**Stated goal**
Scan the entries below for the word "nebula". Copy each line that has it.

== Material shown ==

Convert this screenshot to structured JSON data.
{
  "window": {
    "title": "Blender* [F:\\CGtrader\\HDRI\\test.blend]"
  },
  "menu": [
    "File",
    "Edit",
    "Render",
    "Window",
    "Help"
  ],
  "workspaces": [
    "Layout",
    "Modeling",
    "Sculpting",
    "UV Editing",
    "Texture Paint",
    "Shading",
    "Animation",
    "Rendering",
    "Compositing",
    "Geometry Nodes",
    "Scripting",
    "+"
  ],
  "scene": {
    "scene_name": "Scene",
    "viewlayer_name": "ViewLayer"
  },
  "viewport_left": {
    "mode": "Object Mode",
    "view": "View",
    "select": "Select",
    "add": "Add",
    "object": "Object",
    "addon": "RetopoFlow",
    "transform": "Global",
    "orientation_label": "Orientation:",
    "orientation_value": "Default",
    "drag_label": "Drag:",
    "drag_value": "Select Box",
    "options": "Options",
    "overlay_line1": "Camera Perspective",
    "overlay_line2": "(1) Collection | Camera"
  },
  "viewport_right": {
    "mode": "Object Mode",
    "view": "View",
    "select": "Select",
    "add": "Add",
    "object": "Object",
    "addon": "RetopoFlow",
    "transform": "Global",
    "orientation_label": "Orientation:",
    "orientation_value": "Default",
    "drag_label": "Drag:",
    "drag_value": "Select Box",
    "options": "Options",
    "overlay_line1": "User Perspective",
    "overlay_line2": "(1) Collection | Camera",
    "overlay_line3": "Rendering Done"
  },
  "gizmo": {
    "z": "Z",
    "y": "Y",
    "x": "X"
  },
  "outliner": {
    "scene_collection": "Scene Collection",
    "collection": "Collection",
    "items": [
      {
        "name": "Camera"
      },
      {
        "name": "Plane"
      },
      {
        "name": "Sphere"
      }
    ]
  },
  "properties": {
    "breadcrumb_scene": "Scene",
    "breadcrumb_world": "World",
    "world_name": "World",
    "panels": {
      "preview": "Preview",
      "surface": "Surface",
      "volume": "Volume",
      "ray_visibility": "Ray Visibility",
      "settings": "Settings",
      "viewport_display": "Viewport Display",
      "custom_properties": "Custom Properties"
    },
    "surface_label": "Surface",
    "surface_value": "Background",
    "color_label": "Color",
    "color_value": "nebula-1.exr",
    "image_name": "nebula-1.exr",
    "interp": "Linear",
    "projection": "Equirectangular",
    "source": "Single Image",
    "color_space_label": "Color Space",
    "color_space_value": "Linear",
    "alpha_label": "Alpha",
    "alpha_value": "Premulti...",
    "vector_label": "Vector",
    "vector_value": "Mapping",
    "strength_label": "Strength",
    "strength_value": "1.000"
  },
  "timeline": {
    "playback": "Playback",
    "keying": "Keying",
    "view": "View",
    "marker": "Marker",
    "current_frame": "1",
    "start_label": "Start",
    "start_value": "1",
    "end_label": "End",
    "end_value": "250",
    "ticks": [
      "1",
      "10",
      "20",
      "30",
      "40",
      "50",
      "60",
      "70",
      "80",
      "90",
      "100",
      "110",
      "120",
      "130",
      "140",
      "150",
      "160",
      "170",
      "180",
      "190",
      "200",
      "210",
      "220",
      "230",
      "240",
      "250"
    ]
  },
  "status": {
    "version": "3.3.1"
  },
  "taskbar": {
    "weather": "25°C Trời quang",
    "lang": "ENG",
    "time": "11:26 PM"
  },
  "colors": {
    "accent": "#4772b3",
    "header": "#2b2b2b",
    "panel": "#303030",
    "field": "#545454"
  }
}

===

**Expected answer**
    "color_value": "nebula-1.exr",
    "image_name": "nebula-1.exr",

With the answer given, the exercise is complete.